• [Exercise prompt]:
Every record must be transcribed in its entirety, apart from the images, which are to be omitted.
——
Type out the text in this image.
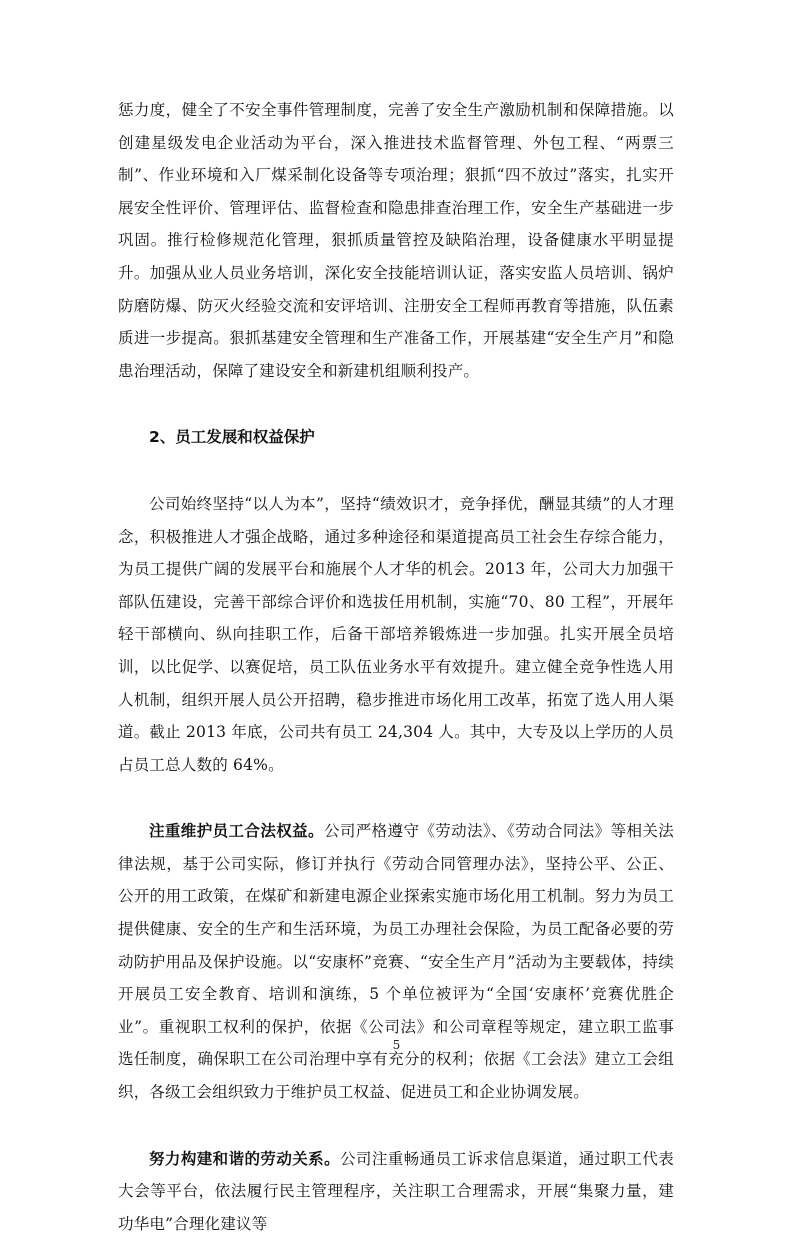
惩力度，健全了不安全事件管理制度，完善了安全生产激励机制和保障措施。以创建星级发电企业活动为平台，深入推进技术监督管理、外包工程、“两票三制”、作业环境和入厂煤采制化设备等专项治理；狠抓“四不放过”落实，扎实开展安全性评价、管理评估、监督检查和隐患排查治理工作，安全生产基础进一步巩固。推行检修规范化管理，狠抓质量管控及缺陷治理，设备健康水平明显提升。加强从业人员业务培训，深化安全技能培训认证，落实安监人员培训、锅炉防磨防爆、防灭火经验交流和安评培训、注册安全工程师再教育等措施，队伍素质进一步提高。狠抓基建安全管理和生产准备工作，开展基建“安全生产月”和隐患治理活动，保障了建设安全和新建机组顺利投产。

2、员工发展和权益保护

公司始终坚持“以人为本”，坚持“绩效识才，竞争择优，酬显其绩”的人才理念，积极推进人才强企战略，通过多种途径和渠道提高员工社会生存综合能力，为员工提供广阔的发展平台和施展个人才华的机会。2013 年，公司大力加强干部队伍建设，完善干部综合评价和选拔任用机制，实施“70、80 工程”，开展年轻干部横向、纵向挂职工作，后备干部培养锻炼进一步加强。扎实开展全员培训，以比促学、以赛促培，员工队伍业务水平有效提升。建立健全竞争性选人用人机制，组织开展人员公开招聘，稳步推进市场化用工改革，拓宽了选人用人渠道。截止 2013 年底，公司共有员工 24,304 人。其中，大专及以上学历的人员占员工总人数的 64%。

注重维护员工合法权益。公司严格遵守《劳动法》、《劳动合同法》等相关法律法规，基于公司实际，修订并执行《劳动合同管理办法》，坚持公平、公正、公开的用工政策，在煤矿和新建电源企业探索实施市场化用工机制。努力为员工提供健康、安全的生产和生活环境，为员工办理社会保险，为员工配备必要的劳动防护用品及保护设施。以“安康杯”竞赛、“安全生产月”活动为主要载体，持续开展员工安全教育、培训和演练，5 个单位被评为“全国‘安康杯’竞赛优胜企业”。重视职工权利的保护，依据《公司法》和公司章程等规定，建立职工监事选任制度，确保职工在公司治理中享有充分的权利；依据《工会法》建立工会组织，各级工会组织致力于维护员工权益、促进员工和企业协调发展。

努力构建和谐的劳动关系。公司注重畅通员工诉求信息渠道，通过职工代表大会等平台，依法履行民主管理程序，关注职工合理需求，开展“集聚力量，建功华电”合理化建议等

5
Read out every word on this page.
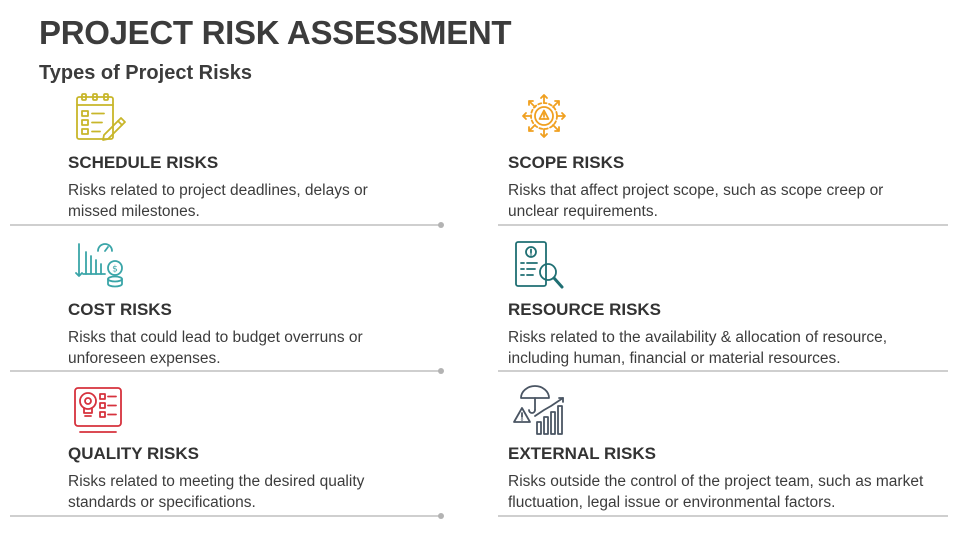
PROJECT RISK ASSESSMENT
Types of Project Risks
SCHEDULE RISKS

Risks related to project deadlines, delays or missed milestones.

SCOPE RISKS

Risks that affect project scope, such as scope creep or unclear requirements.

$
COST RISKS

Risks that could lead to budget overruns or unforeseen expenses.

RESOURCE RISKS

Risks related to the availability & allocation of resource, including human, financial or material resources.

QUALITY RISKS

Risks related to meeting the desired quality standards or specifications.

EXTERNAL RISKS

Risks outside the control of the project team, such as market fluctuation, legal issue or environmental factors.
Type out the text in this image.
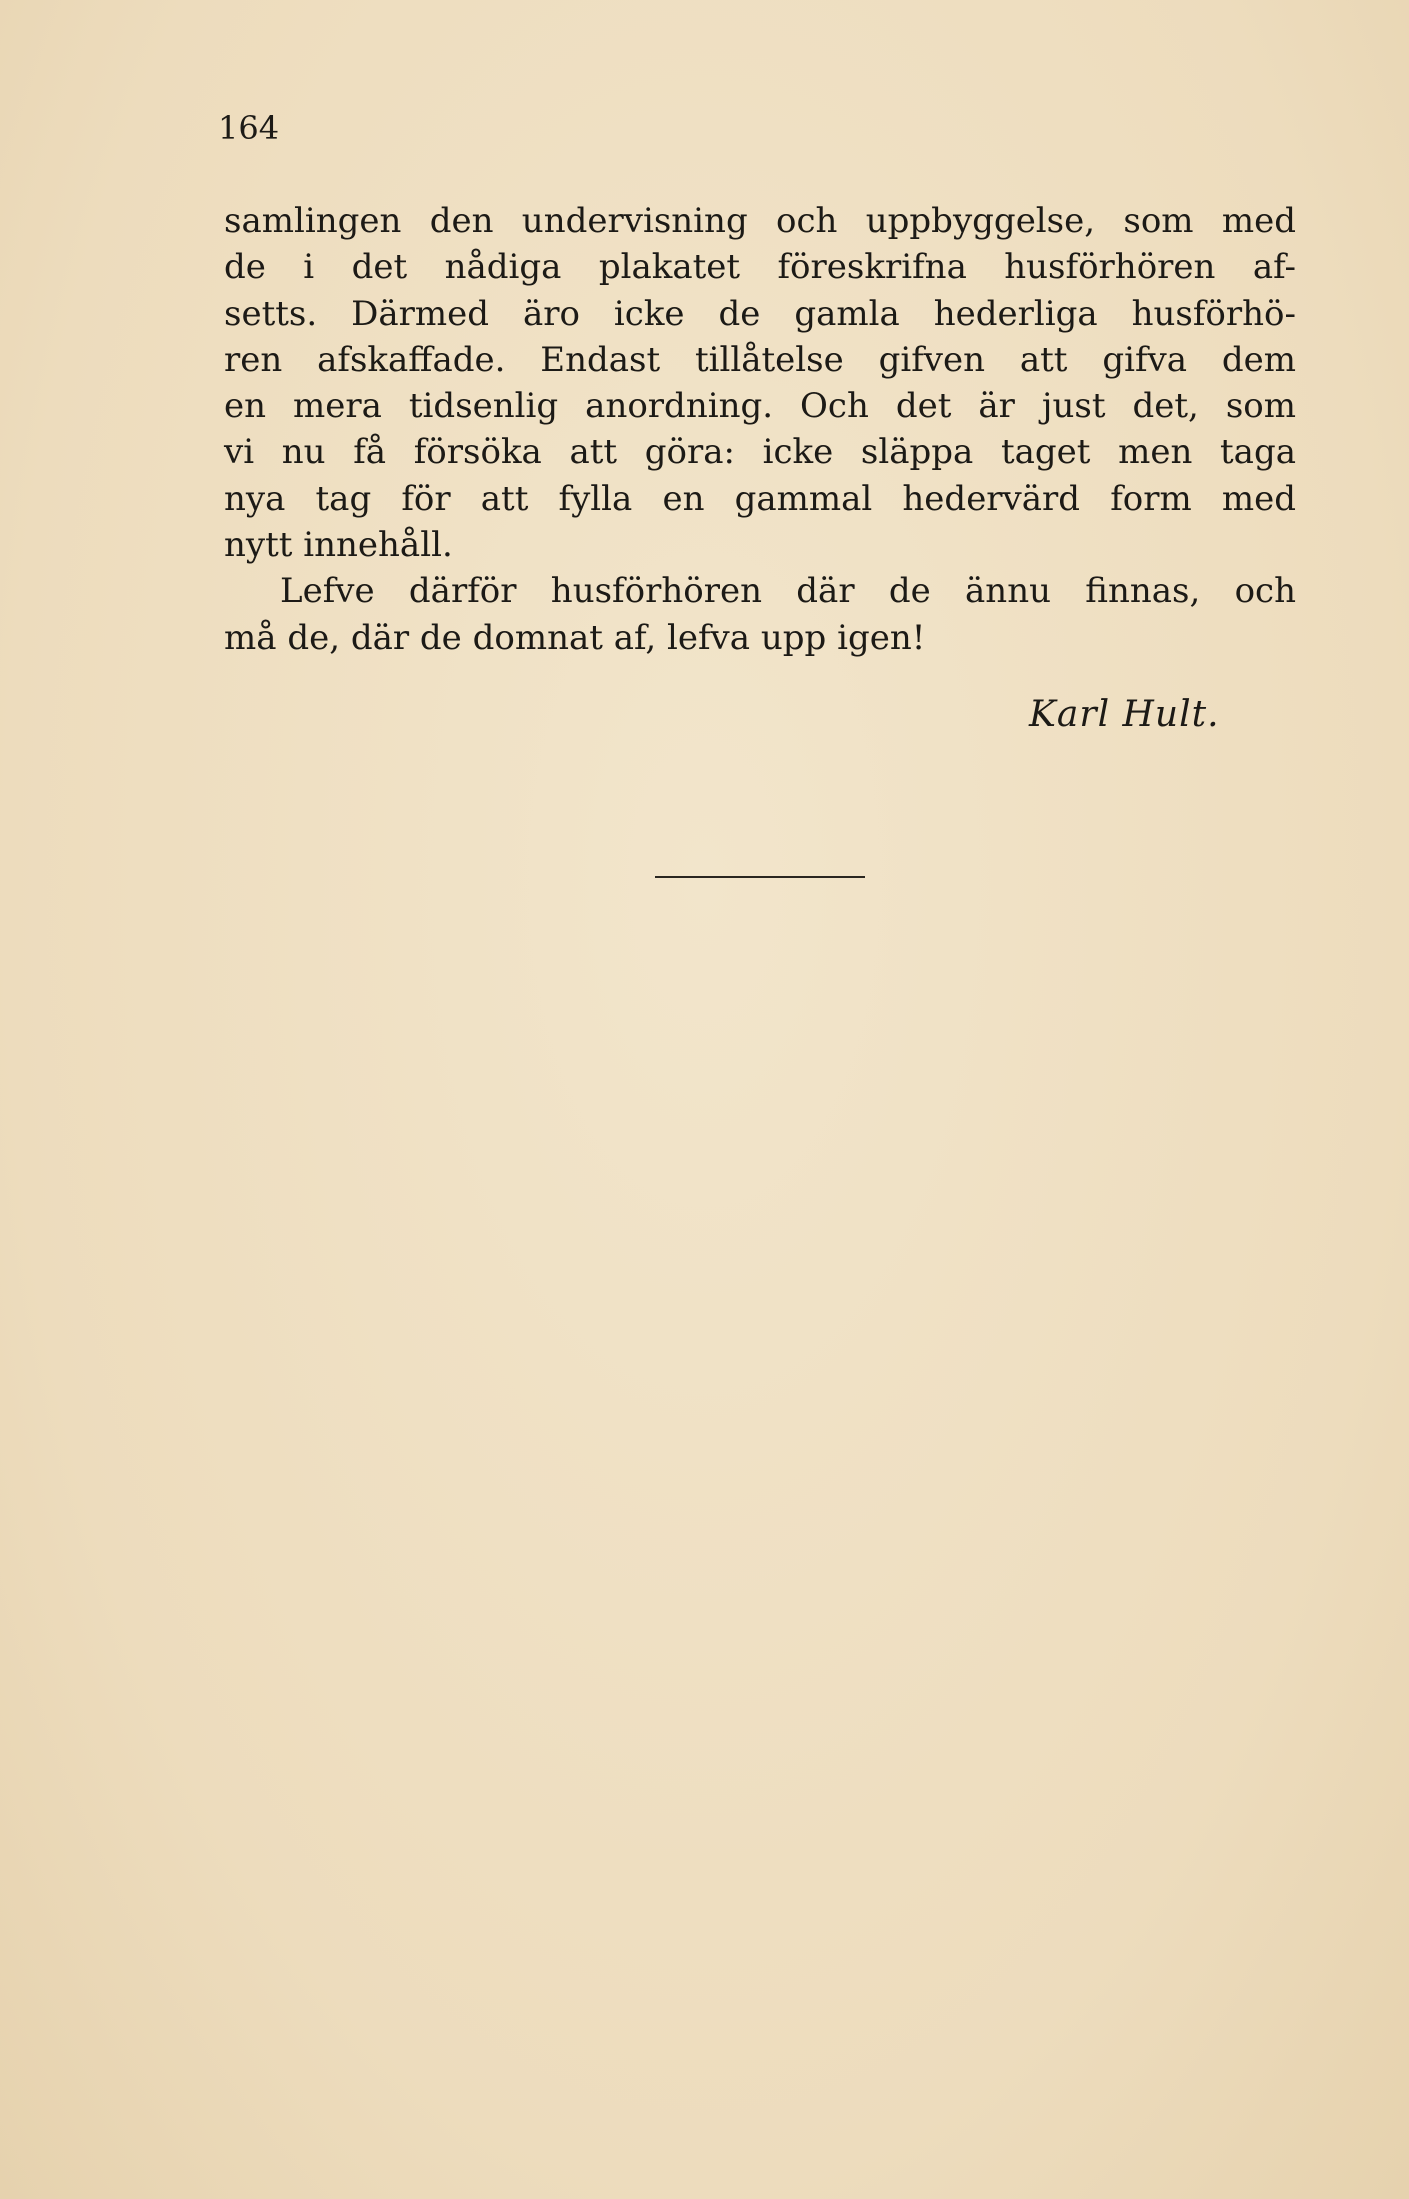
164
samlingen den undervisning och uppbyggelse, som med
de i det nådiga plakatet föreskrifna husförhören af-
setts. Därmed äro icke de gamla hederliga husförhö-
ren afskaffade. Endast tillåtelse gifven att gifva dem
en mera tidsenlig anordning. Och det är just det, som
vi nu få försöka att göra: icke släppa taget men taga
nya tag för att fylla en gammal hedervärd form med
nytt innehåll.
Lefve därför husförhören där de ännu finnas, och
må de, där de domnat af, lefva upp igen!
Karl Hult.
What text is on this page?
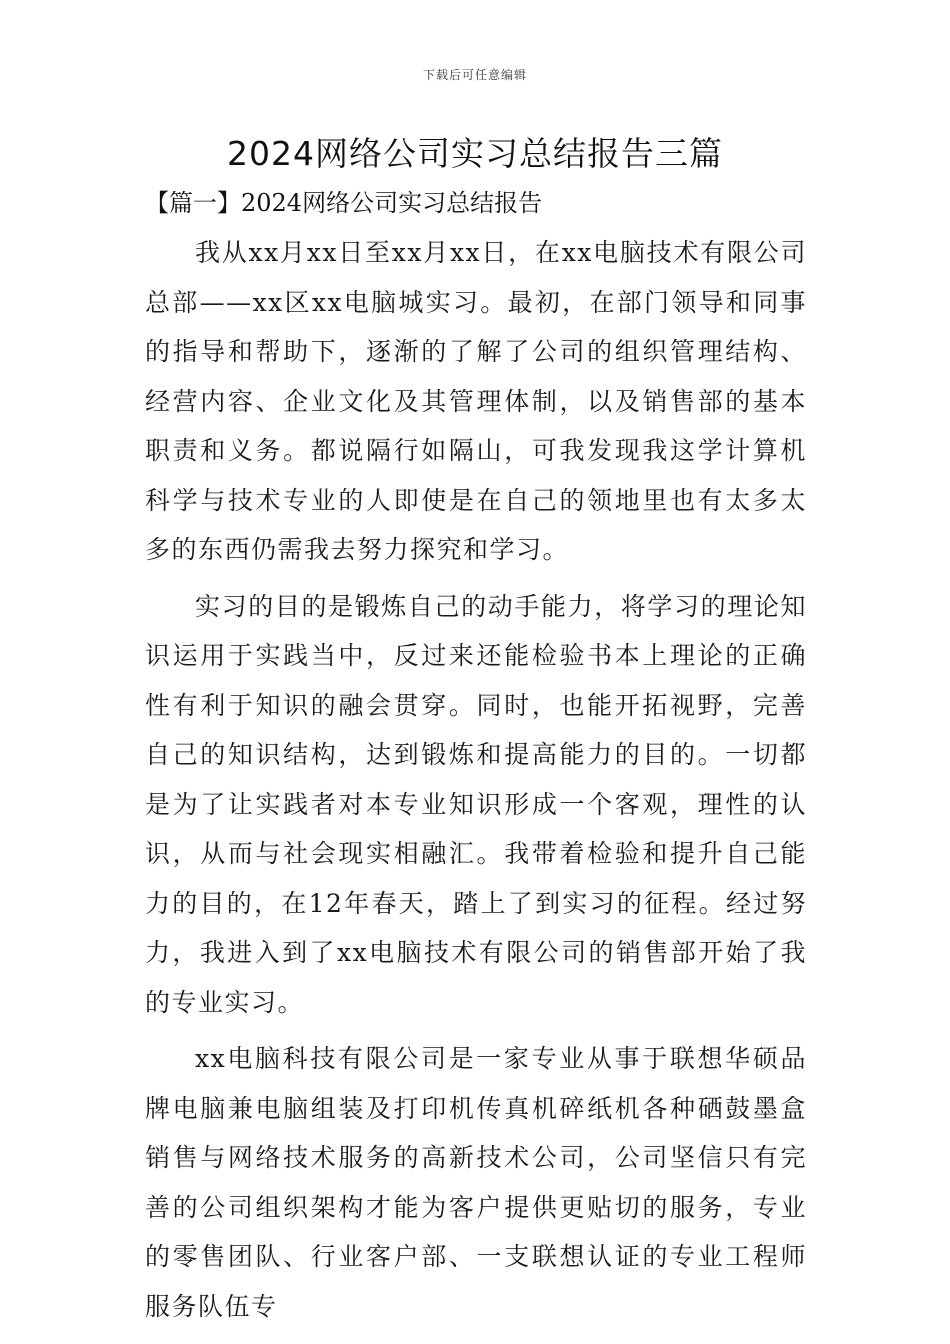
下载后可任意编辑
2024网络公司实习总结报告三篇
【篇一】2024网络公司实习总结报告

我从xx月xx日至xx月xx日，在xx电脑技术有限公司总部——xx区xx电脑城实习。最初，在部门领导和同事的指导和帮助下，逐渐的了解了公司的组织管理结构、经营内容、企业文化及其管理体制，以及销售部的基本职责和义务。都说隔行如隔山，可我发现我这学计算机科学与技术专业的人即使是在自己的领地里也有太多太多的东西仍需我去努力探究和学习。

实习的目的是锻炼自己的动手能力，将学习的理论知识运用于实践当中，反过来还能检验书本上理论的正确性有利于知识的融会贯穿。同时，也能开拓视野，完善自己的知识结构，达到锻炼和提高能力的目的。一切都是为了让实践者对本专业知识形成一个客观，理性的认识，从而与社会现实相融汇。我带着检验和提升自己能力的目的，在12年春天，踏上了到实习的征程。经过努力，我进入到了xx电脑技术有限公司的销售部开始了我的专业实习。

xx电脑科技有限公司是一家专业从事于联想华硕品牌电脑兼电脑组装及打印机传真机碎纸机各种硒鼓墨盒销售与网络技术服务的高新技术公司，公司坚信只有完善的公司组织架构才能为客户提供更贴切的服务，专业的零售团队、行业客户部、一支联想认证的专业工程师服务队伍专
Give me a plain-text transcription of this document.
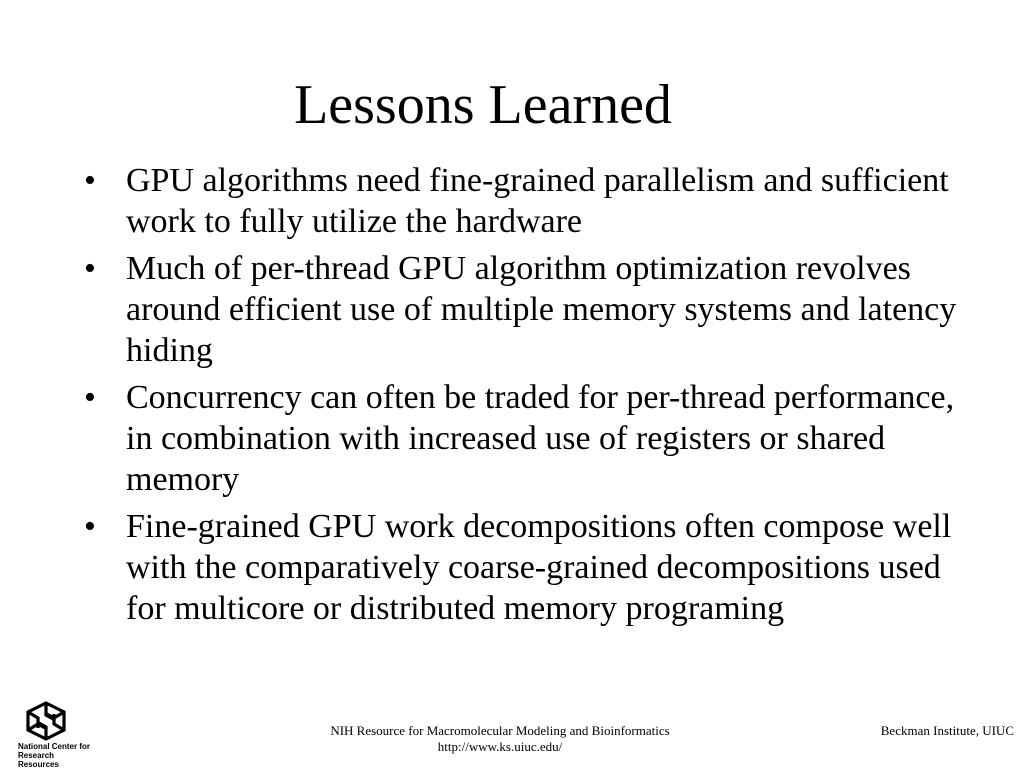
Lessons Learned
• GPU algorithms need fine-grained parallelism and sufficient work to fully utilize the hardware
• Much of per-thread GPU algorithm optimization revolves around efficient use of multiple memory systems and latency hiding
• Concurrency can often be traded for per-thread performance, in combination with increased use of registers or shared memory
• Fine-grained GPU work decompositions often compose well with the comparatively coarse-grained decompositions used for multicore or distributed memory programing
National Center for
Research Resources
NIH Resource for Macromolecular Modeling and Bioinformatics
http://www.ks.uiuc.edu/
Beckman Institute, UIUC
——
• [Solution for this problem]:
Type out the text in this image.
惩力度，健全了不安全事件管理制度，完善了安全生产激励机制和保障措施。以创建星级发电企业活动为平台，深入推进技术监督管理、外包工程、“两票三制”、作业环境和入厂煤采制化设备等专项治理；狠抓“四不放过”落实，扎实开展安全性评价、管理评估、监督检查和隐患排查治理工作，安全生产基础进一步巩固。推行检修规范化管理，狠抓质量管控及缺陷治理，设备健康水平明显提升。加强从业人员业务培训，深化安全技能培训认证，落实安监人员培训、锅炉防磨防爆、防灭火经验交流和安评培训、注册安全工程师再教育等措施，队伍素质进一步提高。狠抓基建安全管理和生产准备工作，开展基建“安全生产月”和隐患治理活动，保障了建设安全和新建机组顺利投产。

2、员工发展和权益保护

公司始终坚持“以人为本”，坚持“绩效识才，竞争择优，酬显其绩”的人才理念，积极推进人才强企战略，通过多种途径和渠道提高员工社会生存综合能力，为员工提供广阔的发展平台和施展个人才华的机会。2013 年，公司大力加强干部队伍建设，完善干部综合评价和选拔任用机制，实施“70、80 工程”，开展年轻干部横向、纵向挂职工作，后备干部培养锻炼进一步加强。扎实开展全员培训，以比促学、以赛促培，员工队伍业务水平有效提升。建立健全竞争性选人用人机制，组织开展人员公开招聘，稳步推进市场化用工改革，拓宽了选人用人渠道。截止 2013 年底，公司共有员工 24,304 人。其中，大专及以上学历的人员占员工总人数的 64%。

注重维护员工合法权益。公司严格遵守《劳动法》、《劳动合同法》等相关法律法规，基于公司实际，修订并执行《劳动合同管理办法》，坚持公平、公正、公开的用工政策，在煤矿和新建电源企业探索实施市场化用工机制。努力为员工提供健康、安全的生产和生活环境，为员工办理社会保险，为员工配备必要的劳动防护用品及保护设施。以“安康杯”竞赛、“安全生产月”活动为主要载体，持续开展员工安全教育、培训和演练，5 个单位被评为“全国‘安康杯’竞赛优胜企业”。重视职工权利的保护，依据《公司法》和公司章程等规定，建立职工监事选任制度，确保职工在公司治理中享有充分的权利；依据《工会法》建立工会组织，各级工会组织致力于维护员工权益、促进员工和企业协调发展。

努力构建和谐的劳动关系。公司注重畅通员工诉求信息渠道，通过职工代表大会等平台，依法履行民主管理程序，关注职工合理需求，开展“集聚力量，建功华电”合理化建议等

5
Read out every word on this page.
PROJECT RISK ASSESSMENT
Types of Project Risks
SCHEDULE RISKS

Risks related to project deadlines, delays or missed milestones.

SCOPE RISKS

Risks that affect project scope, such as scope creep or unclear requirements.

$
COST RISKS

Risks that could lead to budget overruns or unforeseen expenses.

RESOURCE RISKS

Risks related to the availability & allocation of resource, including human, financial or material resources.

QUALITY RISKS

Risks related to meeting the desired quality standards or specifications.

EXTERNAL RISKS

Risks outside the control of the project team, such as market fluctuation, legal issue or environmental factors.
Type out the text in this image.
164
samlingen den undervisning och uppbyggelse, som med
de i det nådiga plakatet föreskrifna husförhören af-
setts. Därmed äro icke de gamla hederliga husförhö-
ren afskaffade. Endast tillåtelse gifven att gifva dem
en mera tidsenlig anordning. Och det är just det, som
vi nu få försöka att göra: icke släppa taget men taga
nya tag för att fylla en gammal hedervärd form med
nytt innehåll.
Lefve därför husförhören där de ännu finnas, och
må de, där de domnat af, lefva upp igen!
Karl Hult.
What text is on this page?
下载后可任意编辑
2024网络公司实习总结报告三篇
【篇一】2024网络公司实习总结报告

我从xx月xx日至xx月xx日，在xx电脑技术有限公司总部——xx区xx电脑城实习。最初，在部门领导和同事的指导和帮助下，逐渐的了解了公司的组织管理结构、经营内容、企业文化及其管理体制，以及销售部的基本职责和义务。都说隔行如隔山，可我发现我这学计算机科学与技术专业的人即使是在自己的领地里也有太多太多的东西仍需我去努力探究和学习。

实习的目的是锻炼自己的动手能力，将学习的理论知识运用于实践当中，反过来还能检验书本上理论的正确性有利于知识的融会贯穿。同时，也能开拓视野，完善自己的知识结构，达到锻炼和提高能力的目的。一切都是为了让实践者对本专业知识形成一个客观，理性的认识，从而与社会现实相融汇。我带着检验和提升自己能力的目的，在12年春天，踏上了到实习的征程。经过努力，我进入到了xx电脑技术有限公司的销售部开始了我的专业实习。

xx电脑科技有限公司是一家专业从事于联想华硕品牌电脑兼电脑组装及打印机传真机碎纸机各种硒鼓墨盒销售与网络技术服务的高新技术公司，公司坚信只有完善的公司组织架构才能为客户提供更贴切的服务，专业的零售团队、行业客户部、一支联想认证的专业工程师服务队伍专
Give me a plain-text transcription of this document.
Lessons Learned
• GPU algorithms need fine-grained parallelism and sufficient work to fully utilize the hardware
• Much of per-thread GPU algorithm optimization revolves around efficient use of multiple memory systems and latency hiding
• Concurrency can often be traded for per-thread performance, in combination with increased use of registers or shared memory
• Fine-grained GPU work decompositions often compose well with the comparatively coarse-grained decompositions used for multicore or distributed memory programing
National Center for
Research Resources
NIH Resource for Macromolecular Modeling and Bioinformatics
http://www.ks.uiuc.edu/
Beckman Institute, UIUC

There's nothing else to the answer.